What follows is a block of records; restate each one word for word.

** START **

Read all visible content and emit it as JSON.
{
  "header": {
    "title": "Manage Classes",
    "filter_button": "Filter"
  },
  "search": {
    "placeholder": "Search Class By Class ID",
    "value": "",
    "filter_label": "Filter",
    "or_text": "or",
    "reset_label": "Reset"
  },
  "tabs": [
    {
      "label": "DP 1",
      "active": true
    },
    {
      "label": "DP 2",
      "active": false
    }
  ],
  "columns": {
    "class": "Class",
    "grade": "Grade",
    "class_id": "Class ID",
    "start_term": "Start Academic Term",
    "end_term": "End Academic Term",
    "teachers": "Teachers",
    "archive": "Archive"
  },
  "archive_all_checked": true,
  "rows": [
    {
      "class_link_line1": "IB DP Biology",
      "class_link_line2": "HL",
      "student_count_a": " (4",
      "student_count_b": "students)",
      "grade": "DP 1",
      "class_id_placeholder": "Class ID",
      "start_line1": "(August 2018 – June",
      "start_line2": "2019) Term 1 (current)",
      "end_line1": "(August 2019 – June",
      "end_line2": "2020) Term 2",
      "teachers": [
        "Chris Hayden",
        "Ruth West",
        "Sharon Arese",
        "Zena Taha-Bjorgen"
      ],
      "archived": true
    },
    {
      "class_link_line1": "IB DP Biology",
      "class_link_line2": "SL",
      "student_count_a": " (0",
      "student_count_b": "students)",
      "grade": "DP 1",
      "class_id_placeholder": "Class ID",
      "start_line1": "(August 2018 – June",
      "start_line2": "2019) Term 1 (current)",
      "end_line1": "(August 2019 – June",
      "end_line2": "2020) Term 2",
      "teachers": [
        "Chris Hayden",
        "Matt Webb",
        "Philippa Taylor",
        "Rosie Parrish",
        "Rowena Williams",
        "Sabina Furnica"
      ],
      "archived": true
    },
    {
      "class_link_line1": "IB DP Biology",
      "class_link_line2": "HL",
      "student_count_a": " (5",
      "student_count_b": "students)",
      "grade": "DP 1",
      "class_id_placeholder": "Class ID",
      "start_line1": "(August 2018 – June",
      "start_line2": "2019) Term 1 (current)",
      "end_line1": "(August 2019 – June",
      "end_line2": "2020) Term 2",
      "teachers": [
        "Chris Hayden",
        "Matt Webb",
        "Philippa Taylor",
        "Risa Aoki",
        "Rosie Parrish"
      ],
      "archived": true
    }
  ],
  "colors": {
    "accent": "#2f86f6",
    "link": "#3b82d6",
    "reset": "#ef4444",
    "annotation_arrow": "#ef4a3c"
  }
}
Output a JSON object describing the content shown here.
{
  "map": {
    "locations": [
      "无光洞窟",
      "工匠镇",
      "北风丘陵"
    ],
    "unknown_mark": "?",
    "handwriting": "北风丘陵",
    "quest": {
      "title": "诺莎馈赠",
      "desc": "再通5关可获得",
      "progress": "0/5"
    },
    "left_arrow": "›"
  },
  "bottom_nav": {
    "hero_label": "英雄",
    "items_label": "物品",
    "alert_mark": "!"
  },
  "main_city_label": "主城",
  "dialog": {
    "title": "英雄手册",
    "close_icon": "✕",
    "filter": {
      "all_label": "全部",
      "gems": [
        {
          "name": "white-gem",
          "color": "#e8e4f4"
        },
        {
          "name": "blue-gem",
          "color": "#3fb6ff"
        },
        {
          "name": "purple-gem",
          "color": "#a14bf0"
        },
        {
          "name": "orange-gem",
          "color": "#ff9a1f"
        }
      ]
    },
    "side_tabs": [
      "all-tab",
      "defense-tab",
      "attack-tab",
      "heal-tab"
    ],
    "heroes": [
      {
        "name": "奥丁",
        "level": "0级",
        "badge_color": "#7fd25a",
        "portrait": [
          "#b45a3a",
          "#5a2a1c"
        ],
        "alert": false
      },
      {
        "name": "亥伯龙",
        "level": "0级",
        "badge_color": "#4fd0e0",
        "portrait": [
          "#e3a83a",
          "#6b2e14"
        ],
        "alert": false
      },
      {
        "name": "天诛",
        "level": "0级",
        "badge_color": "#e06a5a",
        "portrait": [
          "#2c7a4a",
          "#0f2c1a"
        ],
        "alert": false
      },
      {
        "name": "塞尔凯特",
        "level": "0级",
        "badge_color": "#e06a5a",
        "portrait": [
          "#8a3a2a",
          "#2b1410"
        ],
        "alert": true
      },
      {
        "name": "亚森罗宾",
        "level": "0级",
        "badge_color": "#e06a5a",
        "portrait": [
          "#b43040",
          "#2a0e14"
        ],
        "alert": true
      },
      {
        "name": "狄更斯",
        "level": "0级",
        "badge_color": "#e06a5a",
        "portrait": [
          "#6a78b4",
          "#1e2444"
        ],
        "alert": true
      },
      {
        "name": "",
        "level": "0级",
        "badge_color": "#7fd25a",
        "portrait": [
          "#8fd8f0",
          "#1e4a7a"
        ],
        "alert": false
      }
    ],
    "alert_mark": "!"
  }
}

** END **

Solution for this task ▸
Read all visible content and emit it as JSON.
{
  "header": {
    "title": "Manage Classes",
    "filter_button": "Filter"
  },
  "search": {
    "placeholder": "Search Class By Class ID",
    "value": "",
    "filter_label": "Filter",
    "or_text": "or",
    "reset_label": "Reset"
  },
  "tabs": [
    {
      "label": "DP 1",
      "active": true
    },
    {
      "label": "DP 2",
      "active": false
    }
  ],
  "columns": {
    "class": "Class",
    "grade": "Grade",
    "class_id": "Class ID",
    "start_term": "Start Academic Term",
    "end_term": "End Academic Term",
    "teachers": "Teachers",
    "archive": "Archive"
  },
  "archive_all_checked": true,
  "rows": [
    {
      "class_link_line1": "IB DP Biology",
      "class_link_line2": "HL",
      "student_count_a": " (4",
      "student_count_b": "students)",
      "grade": "DP 1",
      "class_id_placeholder": "Class ID",
      "start_line1": "(August 2018 – June",
      "start_line2": "2019) Term 1 (current)",
      "end_line1": "(August 2019 – June",
      "end_line2": "2020) Term 2",
      "teachers": [
        "Chris Hayden",
        "Ruth West",
        "Sharon Arese",
        "Zena Taha-Bjorgen"
      ],
      "archived": true
    },
    {
      "class_link_line1": "IB DP Biology",
      "class_link_line2": "SL",
      "student_count_a": " (0",
      "student_count_b": "students)",
      "grade": "DP 1",
      "class_id_placeholder": "Class ID",
      "start_line1": "(August 2018 – June",
      "start_line2": "2019) Term 1 (current)",
      "end_line1": "(August 2019 – June",
      "end_line2": "2020) Term 2",
      "teachers": [
        "Chris Hayden",
        "Matt Webb",
        "Philippa Taylor",
        "Rosie Parrish",
        "Rowena Williams",
        "Sabina Furnica"
      ],
      "archived": true
    },
    {
      "class_link_line1": "IB DP Biology",
      "class_link_line2": "HL",
      "student_count_a": " (5",
      "student_count_b": "students)",
      "grade": "DP 1",
      "class_id_placeholder": "Class ID",
      "start_line1": "(August 2018 – June",
      "start_line2": "2019) Term 1 (current)",
      "end_line1": "(August 2019 – June",
      "end_line2": "2020) Term 2",
      "teachers": [
        "Chris Hayden",
        "Matt Webb",
        "Philippa Taylor",
        "Risa Aoki",
        "Rosie Parrish"
      ],
      "archived": true
    }
  ],
  "colors": {
    "accent": "#2f86f6",
    "link": "#3b82d6",
    "reset": "#ef4444",
    "annotation_arrow": "#ef4a3c"
  }
}
Output a JSON object describing the content shown here.
{
  "map": {
    "locations": [
      "无光洞窟",
      "工匠镇",
      "北风丘陵"
    ],
    "unknown_mark": "?",
    "handwriting": "北风丘陵",
    "quest": {
      "title": "诺莎馈赠",
      "desc": "再通5关可获得",
      "progress": "0/5"
    },
    "left_arrow": "›"
  },
  "bottom_nav": {
    "hero_label": "英雄",
    "items_label": "物品",
    "alert_mark": "!"
  },
  "main_city_label": "主城",
  "dialog": {
    "title": "英雄手册",
    "close_icon": "✕",
    "filter": {
      "all_label": "全部",
      "gems": [
        {
          "name": "white-gem",
          "color": "#e8e4f4"
        },
        {
          "name": "blue-gem",
          "color": "#3fb6ff"
        },
        {
          "name": "purple-gem",
          "color": "#a14bf0"
        },
        {
          "name": "orange-gem",
          "color": "#ff9a1f"
        }
      ]
    },
    "side_tabs": [
      "all-tab",
      "defense-tab",
      "attack-tab",
      "heal-tab"
    ],
    "heroes": [
      {
        "name": "奥丁",
        "level": "0级",
        "badge_color": "#7fd25a",
        "portrait": [
          "#b45a3a",
          "#5a2a1c"
        ],
        "alert": false
      },
      {
        "name": "亥伯龙",
        "level": "0级",
        "badge_color": "#4fd0e0",
        "portrait": [
          "#e3a83a",
          "#6b2e14"
        ],
        "alert": false
      },
      {
        "name": "天诛",
        "level": "0级",
        "badge_color": "#e06a5a",
        "portrait": [
          "#2c7a4a",
          "#0f2c1a"
        ],
        "alert": false
      },
      {
        "name": "塞尔凯特",
        "level": "0级",
        "badge_color": "#e06a5a",
        "portrait": [
          "#8a3a2a",
          "#2b1410"
        ],
        "alert": true
      },
      {
        "name": "亚森罗宾",
        "level": "0级",
        "badge_color": "#e06a5a",
        "portrait": [
          "#b43040",
          "#2a0e14"
        ],
        "alert": true
      },
      {
        "name": "狄更斯",
        "level": "0级",
        "badge_color": "#e06a5a",
        "portrait": [
          "#6a78b4",
          "#1e2444"
        ],
        "alert": true
      },
      {
        "name": "",
        "level": "0级",
        "badge_color": "#7fd25a",
        "portrait": [
          "#8fd8f0",
          "#1e4a7a"
        ],
        "alert": false
      }
    ],
    "alert_mark": "!"
  }
}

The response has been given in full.